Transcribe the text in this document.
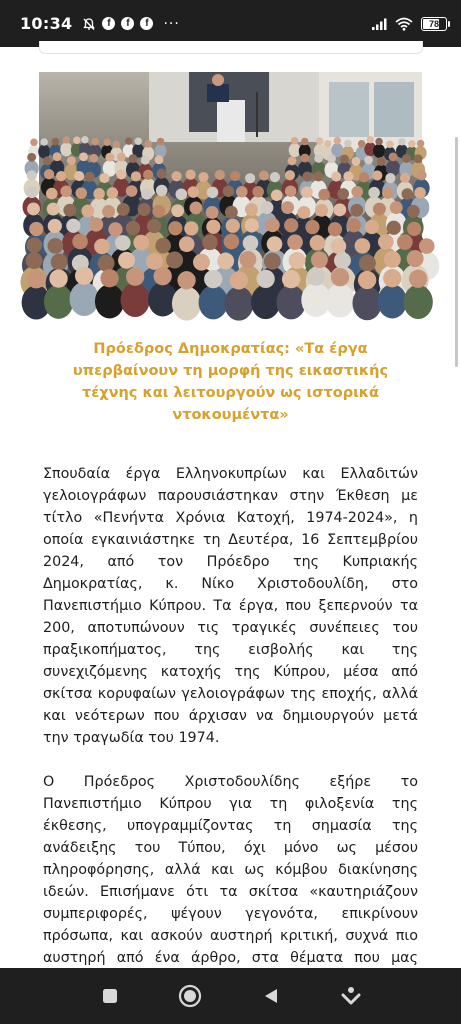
10:34	f	f	f	···	78
Πρόεδρος Δημοκρατίας: «Τα έργα υπερβαίνουν τη μορφή της εικαστικής τέχνης και λειτουργούν ως ιστορικά ντοκουμέντα»

Σπουδαία έργα Ελληνοκυπρίων και Ελλαδιτών γελοιογράφων παρουσιάστηκαν στην Έκθεση με τίτλο «Πενήντα Χρόνια Κατοχή, 1974-2024», η οποία εγκαινιάστηκε τη Δευτέρα, 16 Σεπτεμβρίου 2024, από τον Πρόεδρο της Κυπριακής Δημοκρατίας, κ. Νίκο Χριστοδουλίδη, στο Πανεπιστήμιο Κύπρου. Τα έργα, που ξεπερνούν τα 200, αποτυπώνουν τις τραγικές συνέπειες του πραξικοπήματος, της εισβολής και της συνεχιζόμενης κατοχής της Κύπρου, μέσα από σκίτσα κορυφαίων γελοιογράφων της εποχής, αλλά και νεότερων που άρχισαν να δημιουργούν μετά την τραγωδία του 1974.

Ο Πρόεδρος Χριστοδουλίδης εξήρε το Πανεπιστήμιο Κύπρου για τη φιλοξενία της έκθεσης, υπογραμμίζοντας τη σημασία της ανάδειξης του Τύπου, όχι μόνο ως μέσου πληροφόρησης, αλλά και ως κόμβου διακίνησης ιδεών. Επισήμανε ότι τα σκίτσα «καυτηριάζουν συμπεριφορές, ψέγουν γεγονότα, επικρίνουν πρόσωπα, και ασκούν αυστηρή κριτική, συχνά πιο αυστηρή από ένα άρθρο, στα θέματα που μας
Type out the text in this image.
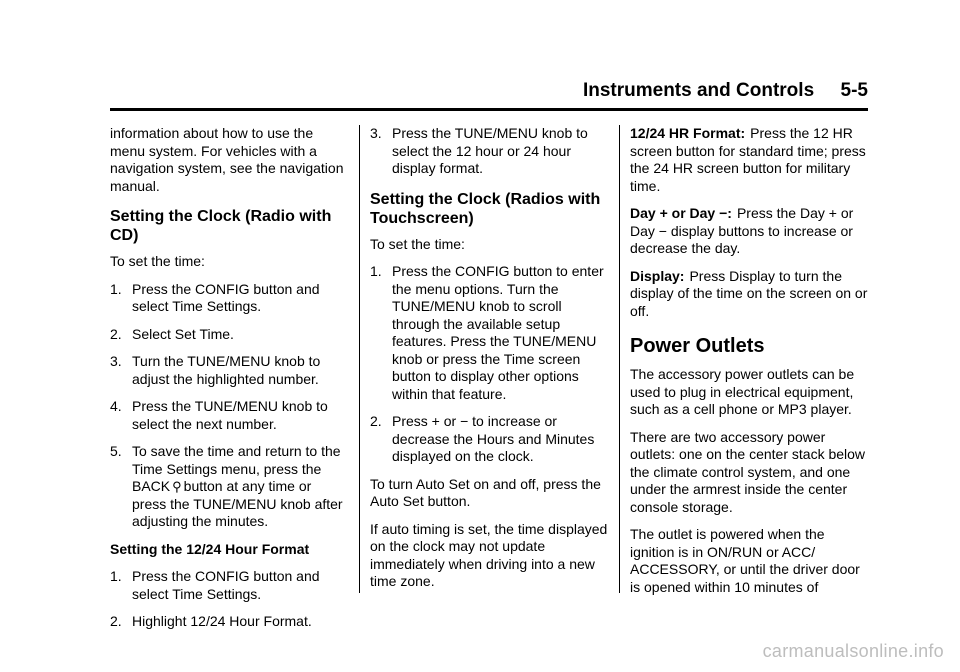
Instruments and Controls     5-5

information about how to use the menu system. For vehicles with a navigation system, see the navigation manual.

Setting the Clock (Radio with CD)

To set the time:

1. Press the CONFIG button and select Time Settings.
2. Select Set Time.
3. Turn the TUNE/MENU knob to adjust the highlighted number.
4. Press the TUNE/MENU knob to select the next number.
5. To save the time and return to the Time Settings menu, press the BACK ⚲ button at any time or press the TUNE/MENU knob after adjusting the minutes.

Setting the 12/24 Hour Format

1. Press the CONFIG button and select Time Settings.
2. Highlight 12/24 Hour Format.
3. Press the TUNE/MENU knob to select the 12 hour or 24 hour display format.
Setting the Clock (Radios with Touchscreen)

To set the time:

1. Press the CONFIG button to enter the menu options. Turn the TUNE/MENU knob to scroll through the available setup features. Press the TUNE/MENU knob or press the Time screen button to display other options within that feature.
2. Press + or − to increase or decrease the Hours and Minutes displayed on the clock.

To turn Auto Set on and off, press the Auto Set button.

If auto timing is set, the time displayed on the clock may not update immediately when driving into a new time zone.

12/24 HR Format: Press the 12 HR screen button for standard time; press the 24 HR screen button for military time.

Day + or Day −: Press the Day + or Day − display buttons to increase or decrease the day.

Display: Press Display to turn the display of the time on the screen on or off.

Power Outlets

The accessory power outlets can be used to plug in electrical equipment, such as a cell phone or MP3 player.

There are two accessory power outlets: one on the center stack below the climate control system, and one under the armrest inside the center console storage.

The outlet is powered when the ignition is in ON/RUN or ACC/ ACCESSORY, or until the driver door is opened within 10 minutes of

carmanualsonline.info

━━━━━━━━━━━━━━━━━━━━━━━━━━━━━━

[STATED GOAL] Using the data above, copy each line that contains "text".

[OUTPUT FOR THIS TASK]
Transcribe the text in this document.
Type out the text in this image.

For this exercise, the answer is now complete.